What you have to do
Show every line where "Convert" occurs.

Stored data entries
....
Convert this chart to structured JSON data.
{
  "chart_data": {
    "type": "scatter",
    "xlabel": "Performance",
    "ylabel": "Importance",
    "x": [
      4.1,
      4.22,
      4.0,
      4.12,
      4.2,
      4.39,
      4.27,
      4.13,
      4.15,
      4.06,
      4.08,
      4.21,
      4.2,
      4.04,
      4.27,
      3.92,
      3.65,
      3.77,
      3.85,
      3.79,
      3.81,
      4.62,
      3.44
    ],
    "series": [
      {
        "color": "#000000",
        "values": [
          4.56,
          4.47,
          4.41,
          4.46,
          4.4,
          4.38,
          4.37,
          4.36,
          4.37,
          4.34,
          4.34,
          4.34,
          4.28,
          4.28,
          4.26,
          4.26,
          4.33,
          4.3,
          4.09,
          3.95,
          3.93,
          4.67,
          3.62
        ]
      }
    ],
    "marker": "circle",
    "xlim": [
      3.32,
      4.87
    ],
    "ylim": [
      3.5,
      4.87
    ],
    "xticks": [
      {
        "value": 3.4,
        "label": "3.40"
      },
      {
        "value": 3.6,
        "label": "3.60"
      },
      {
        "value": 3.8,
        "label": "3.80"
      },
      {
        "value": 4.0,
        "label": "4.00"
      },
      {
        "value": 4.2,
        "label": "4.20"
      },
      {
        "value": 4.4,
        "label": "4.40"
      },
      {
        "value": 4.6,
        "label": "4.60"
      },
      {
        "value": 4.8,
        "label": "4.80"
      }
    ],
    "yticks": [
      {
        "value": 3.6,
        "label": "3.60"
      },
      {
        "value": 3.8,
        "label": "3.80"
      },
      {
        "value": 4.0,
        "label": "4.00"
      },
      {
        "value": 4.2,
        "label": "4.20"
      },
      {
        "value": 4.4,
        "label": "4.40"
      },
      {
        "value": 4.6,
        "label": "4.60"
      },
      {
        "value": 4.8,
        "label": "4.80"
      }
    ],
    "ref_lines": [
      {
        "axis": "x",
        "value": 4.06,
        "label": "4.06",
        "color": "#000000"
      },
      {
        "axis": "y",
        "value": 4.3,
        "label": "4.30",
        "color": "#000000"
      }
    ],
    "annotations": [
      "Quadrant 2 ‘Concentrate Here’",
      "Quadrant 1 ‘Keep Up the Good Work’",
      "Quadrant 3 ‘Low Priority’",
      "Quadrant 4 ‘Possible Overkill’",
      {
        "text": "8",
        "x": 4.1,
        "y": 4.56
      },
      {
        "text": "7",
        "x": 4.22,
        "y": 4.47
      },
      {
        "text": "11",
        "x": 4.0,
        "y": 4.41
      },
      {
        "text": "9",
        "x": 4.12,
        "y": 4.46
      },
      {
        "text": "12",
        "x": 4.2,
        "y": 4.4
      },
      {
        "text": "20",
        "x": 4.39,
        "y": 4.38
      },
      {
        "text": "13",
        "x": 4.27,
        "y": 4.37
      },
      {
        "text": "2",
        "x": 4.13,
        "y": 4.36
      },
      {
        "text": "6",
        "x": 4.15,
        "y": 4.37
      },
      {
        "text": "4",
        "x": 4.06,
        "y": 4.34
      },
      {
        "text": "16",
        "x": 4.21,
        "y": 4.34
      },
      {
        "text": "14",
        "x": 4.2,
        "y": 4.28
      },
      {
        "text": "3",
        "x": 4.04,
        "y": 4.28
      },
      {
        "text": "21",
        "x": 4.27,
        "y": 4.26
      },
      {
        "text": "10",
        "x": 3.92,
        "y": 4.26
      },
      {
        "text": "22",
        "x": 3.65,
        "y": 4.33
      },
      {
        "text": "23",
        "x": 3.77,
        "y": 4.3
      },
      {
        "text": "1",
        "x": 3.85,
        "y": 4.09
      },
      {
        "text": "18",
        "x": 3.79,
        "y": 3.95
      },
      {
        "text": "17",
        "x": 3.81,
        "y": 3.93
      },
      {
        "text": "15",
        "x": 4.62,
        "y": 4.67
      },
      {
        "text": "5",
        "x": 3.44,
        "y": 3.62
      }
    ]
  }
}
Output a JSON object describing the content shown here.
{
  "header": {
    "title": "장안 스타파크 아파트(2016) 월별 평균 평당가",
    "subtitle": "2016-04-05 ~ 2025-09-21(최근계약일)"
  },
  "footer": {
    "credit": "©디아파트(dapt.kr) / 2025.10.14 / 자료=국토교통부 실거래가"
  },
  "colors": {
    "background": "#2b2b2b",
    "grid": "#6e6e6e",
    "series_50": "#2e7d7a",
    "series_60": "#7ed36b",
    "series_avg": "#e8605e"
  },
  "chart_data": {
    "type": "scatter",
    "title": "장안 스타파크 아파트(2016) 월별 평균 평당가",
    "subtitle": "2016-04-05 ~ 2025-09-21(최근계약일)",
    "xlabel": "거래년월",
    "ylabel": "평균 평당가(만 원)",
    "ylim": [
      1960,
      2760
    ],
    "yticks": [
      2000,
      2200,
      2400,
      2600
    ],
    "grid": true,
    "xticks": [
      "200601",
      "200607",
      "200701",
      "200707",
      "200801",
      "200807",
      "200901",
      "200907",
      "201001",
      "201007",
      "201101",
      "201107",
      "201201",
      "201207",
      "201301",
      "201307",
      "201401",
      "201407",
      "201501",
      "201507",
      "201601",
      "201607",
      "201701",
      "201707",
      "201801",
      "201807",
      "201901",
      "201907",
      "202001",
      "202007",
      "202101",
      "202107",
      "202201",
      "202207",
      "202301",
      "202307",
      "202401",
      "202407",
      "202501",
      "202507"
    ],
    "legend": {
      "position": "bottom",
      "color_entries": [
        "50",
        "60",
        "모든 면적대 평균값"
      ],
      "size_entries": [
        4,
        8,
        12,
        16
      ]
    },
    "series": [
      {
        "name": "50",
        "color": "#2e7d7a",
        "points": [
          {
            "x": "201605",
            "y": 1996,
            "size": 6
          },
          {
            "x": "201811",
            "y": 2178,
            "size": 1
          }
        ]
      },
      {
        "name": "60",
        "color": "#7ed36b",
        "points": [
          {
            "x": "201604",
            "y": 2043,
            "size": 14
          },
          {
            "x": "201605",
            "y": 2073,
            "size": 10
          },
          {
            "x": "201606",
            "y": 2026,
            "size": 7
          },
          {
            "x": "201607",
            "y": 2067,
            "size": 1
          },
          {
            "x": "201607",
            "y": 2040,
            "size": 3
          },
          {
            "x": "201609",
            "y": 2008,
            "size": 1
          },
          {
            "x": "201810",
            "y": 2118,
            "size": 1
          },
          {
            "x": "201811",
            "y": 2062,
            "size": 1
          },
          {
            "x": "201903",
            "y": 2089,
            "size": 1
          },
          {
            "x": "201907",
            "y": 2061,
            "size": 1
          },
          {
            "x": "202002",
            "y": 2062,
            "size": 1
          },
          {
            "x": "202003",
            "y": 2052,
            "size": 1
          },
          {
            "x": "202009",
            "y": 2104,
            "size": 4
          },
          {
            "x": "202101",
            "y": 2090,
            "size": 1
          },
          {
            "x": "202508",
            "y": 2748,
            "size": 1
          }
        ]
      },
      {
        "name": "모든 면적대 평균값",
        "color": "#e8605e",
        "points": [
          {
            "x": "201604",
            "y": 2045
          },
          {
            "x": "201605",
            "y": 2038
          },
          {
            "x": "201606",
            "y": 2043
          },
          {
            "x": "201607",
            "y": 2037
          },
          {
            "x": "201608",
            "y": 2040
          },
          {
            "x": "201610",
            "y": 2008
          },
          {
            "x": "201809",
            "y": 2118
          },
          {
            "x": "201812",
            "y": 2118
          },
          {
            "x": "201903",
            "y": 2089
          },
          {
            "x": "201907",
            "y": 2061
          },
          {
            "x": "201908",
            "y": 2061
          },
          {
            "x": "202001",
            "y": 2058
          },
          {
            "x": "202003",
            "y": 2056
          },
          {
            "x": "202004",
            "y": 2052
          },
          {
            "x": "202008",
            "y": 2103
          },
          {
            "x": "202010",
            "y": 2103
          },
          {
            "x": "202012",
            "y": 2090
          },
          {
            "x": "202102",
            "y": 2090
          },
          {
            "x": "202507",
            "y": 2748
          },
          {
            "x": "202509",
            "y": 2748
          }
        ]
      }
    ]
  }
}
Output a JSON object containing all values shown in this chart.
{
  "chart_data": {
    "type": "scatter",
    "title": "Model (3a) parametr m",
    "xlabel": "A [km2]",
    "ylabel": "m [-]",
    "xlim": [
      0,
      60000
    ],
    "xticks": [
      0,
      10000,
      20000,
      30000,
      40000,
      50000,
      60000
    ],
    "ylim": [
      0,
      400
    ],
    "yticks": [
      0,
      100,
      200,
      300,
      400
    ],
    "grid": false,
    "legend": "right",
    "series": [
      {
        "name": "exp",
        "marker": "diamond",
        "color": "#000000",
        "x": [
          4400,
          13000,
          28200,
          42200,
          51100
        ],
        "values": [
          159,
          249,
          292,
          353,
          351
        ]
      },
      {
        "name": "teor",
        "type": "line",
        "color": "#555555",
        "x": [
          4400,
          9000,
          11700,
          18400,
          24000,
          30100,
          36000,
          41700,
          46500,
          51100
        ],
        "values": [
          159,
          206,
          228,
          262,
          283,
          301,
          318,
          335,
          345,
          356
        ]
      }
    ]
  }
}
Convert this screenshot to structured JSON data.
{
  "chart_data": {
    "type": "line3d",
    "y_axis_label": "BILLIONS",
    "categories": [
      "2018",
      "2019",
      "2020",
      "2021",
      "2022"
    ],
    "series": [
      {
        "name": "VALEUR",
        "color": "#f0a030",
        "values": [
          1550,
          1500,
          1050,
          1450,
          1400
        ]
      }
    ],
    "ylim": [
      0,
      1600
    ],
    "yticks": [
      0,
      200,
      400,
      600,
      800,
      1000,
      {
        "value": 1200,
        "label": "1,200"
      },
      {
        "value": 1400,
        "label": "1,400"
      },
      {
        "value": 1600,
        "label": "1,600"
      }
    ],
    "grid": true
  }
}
....
Worked solution
Convert this chart to structured JSON data.
Convert this screenshot to structured JSON data.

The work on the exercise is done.